Problem details
Transcribe the records below exactly as they appear.

Records to process
-- Begin --
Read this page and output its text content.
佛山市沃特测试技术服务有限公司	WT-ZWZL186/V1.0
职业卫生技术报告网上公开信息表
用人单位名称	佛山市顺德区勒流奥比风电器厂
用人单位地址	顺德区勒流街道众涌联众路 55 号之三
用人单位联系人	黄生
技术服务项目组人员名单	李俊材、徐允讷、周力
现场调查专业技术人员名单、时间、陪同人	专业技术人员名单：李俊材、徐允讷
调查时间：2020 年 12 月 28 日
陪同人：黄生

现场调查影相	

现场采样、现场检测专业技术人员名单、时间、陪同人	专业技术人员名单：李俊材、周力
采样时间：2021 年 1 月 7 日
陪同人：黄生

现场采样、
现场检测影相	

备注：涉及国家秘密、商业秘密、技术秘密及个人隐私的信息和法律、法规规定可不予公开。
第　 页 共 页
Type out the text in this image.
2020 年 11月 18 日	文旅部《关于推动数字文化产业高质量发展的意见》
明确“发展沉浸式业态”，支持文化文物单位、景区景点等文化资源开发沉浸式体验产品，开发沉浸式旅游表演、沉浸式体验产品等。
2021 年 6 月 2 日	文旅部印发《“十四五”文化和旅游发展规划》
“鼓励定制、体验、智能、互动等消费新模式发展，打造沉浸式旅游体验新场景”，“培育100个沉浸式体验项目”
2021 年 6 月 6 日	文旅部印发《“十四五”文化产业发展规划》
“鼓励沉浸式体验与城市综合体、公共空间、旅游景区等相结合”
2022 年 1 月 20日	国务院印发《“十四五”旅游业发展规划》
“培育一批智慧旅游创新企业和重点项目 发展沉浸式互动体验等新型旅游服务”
-- End --
Solution
Read this page and output its text content.
佛山市沃特测试技术服务有限公司	WT-ZWZL186/V1.0
职业卫生技术报告网上公开信息表
用人单位名称	佛山市顺德区勒流奥比风电器厂
用人单位地址	顺德区勒流街道众涌联众路 55 号之三
用人单位联系人	黄生
技术服务项目组人员名单	李俊材、徐允讷、周力
现场调查专业技术人员名单、时间、陪同人	专业技术人员名单：李俊材、徐允讷
调查时间：2020 年 12 月 28 日
陪同人：黄生

现场调查影相	

现场采样、现场检测专业技术人员名单、时间、陪同人	专业技术人员名单：李俊材、周力
采样时间：2021 年 1 月 7 日
陪同人：黄生

现场采样、
现场检测影相	

备注：涉及国家秘密、商业秘密、技术秘密及个人隐私的信息和法律、法规规定可不予公开。
第　 页 共 页
Type out the text in this image.
2020 年 11月 18 日	文旅部《关于推动数字文化产业高质量发展的意见》
明确“发展沉浸式业态”，支持文化文物单位、景区景点等文化资源开发沉浸式体验产品，开发沉浸式旅游表演、沉浸式体验产品等。
2021 年 6 月 2 日	文旅部印发《“十四五”文化和旅游发展规划》
“鼓励定制、体验、智能、互动等消费新模式发展，打造沉浸式旅游体验新场景”，“培育100个沉浸式体验项目”
2021 年 6 月 6 日	文旅部印发《“十四五”文化产业发展规划》
“鼓励沉浸式体验与城市综合体、公共空间、旅游景区等相结合”
2022 年 1 月 20日	国务院印发《“十四五”旅游业发展规划》
“培育一批智慧旅游创新企业和重点项目 发展沉浸式互动体验等新型旅游服务”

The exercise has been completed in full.